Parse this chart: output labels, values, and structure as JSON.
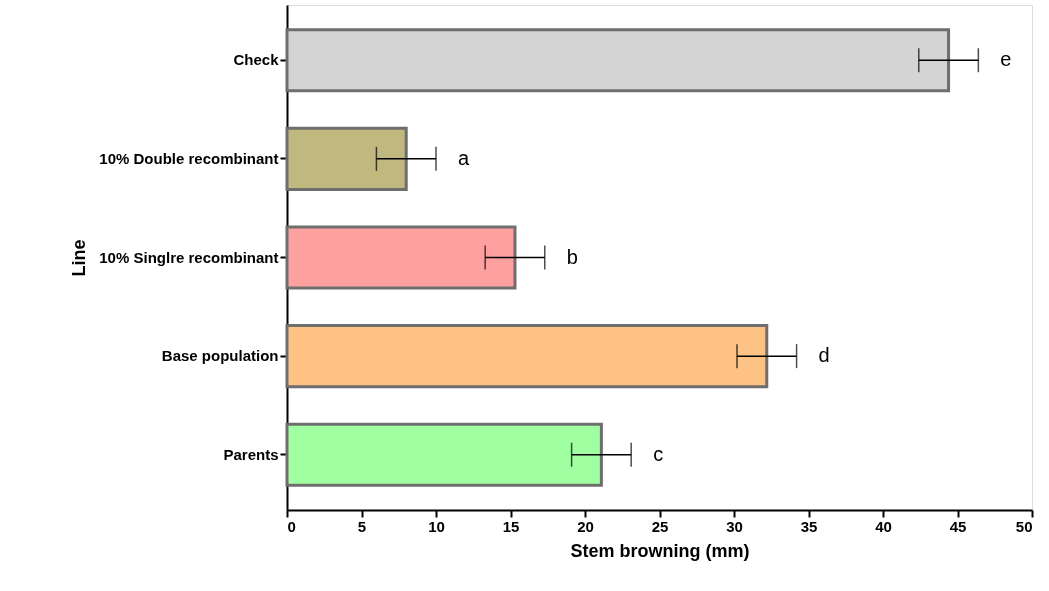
{
  "chart_data": {
    "type": "bar",
    "orientation": "horizontal",
    "xlabel": "Stem browning (mm)",
    "ylabel": "Line",
    "categories": [
      "Check",
      "10% Double recombinant",
      "10% Singlre recombinant",
      "Base population",
      "Parents"
    ],
    "values": [
      44.4,
      8.0,
      15.3,
      32.2,
      21.1
    ],
    "errors": [
      2.0,
      2.0,
      2.0,
      2.0,
      2.0
    ],
    "colors": [
      "#d4d4d4",
      "#c0b87f",
      "#ffa0a0",
      "#ffc285",
      "#a0ffa0"
    ],
    "xlim": [
      0,
      50
    ],
    "xticks": [
      0,
      5,
      10,
      15,
      20,
      25,
      30,
      35,
      40,
      45,
      50
    ],
    "grid": false,
    "annotations": [
      "e",
      "a",
      "b",
      "d",
      "c"
    ]
  }
}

[WHAT TO WORK ON]: Make an exact copy of all the material, but keep the pictures out of it.

[SOLUTION FOR THIS PROBLEM]:
Parse this chart: output labels, values, and structure as JSON.
{
  "chart_data": {
    "type": "bar",
    "orientation": "horizontal",
    "xlabel": "Stem browning (mm)",
    "ylabel": "Line",
    "categories": [
      "Check",
      "10% Double recombinant",
      "10% Singlre recombinant",
      "Base population",
      "Parents"
    ],
    "values": [
      44.4,
      8.0,
      15.3,
      32.2,
      21.1
    ],
    "errors": [
      2.0,
      2.0,
      2.0,
      2.0,
      2.0
    ],
    "colors": [
      "#d4d4d4",
      "#c0b87f",
      "#ffa0a0",
      "#ffc285",
      "#a0ffa0"
    ],
    "xlim": [
      0,
      50
    ],
    "xticks": [
      0,
      5,
      10,
      15,
      20,
      25,
      30,
      35,
      40,
      45,
      50
    ],
    "grid": false,
    "annotations": [
      "e",
      "a",
      "b",
      "d",
      "c"
    ]
  }
}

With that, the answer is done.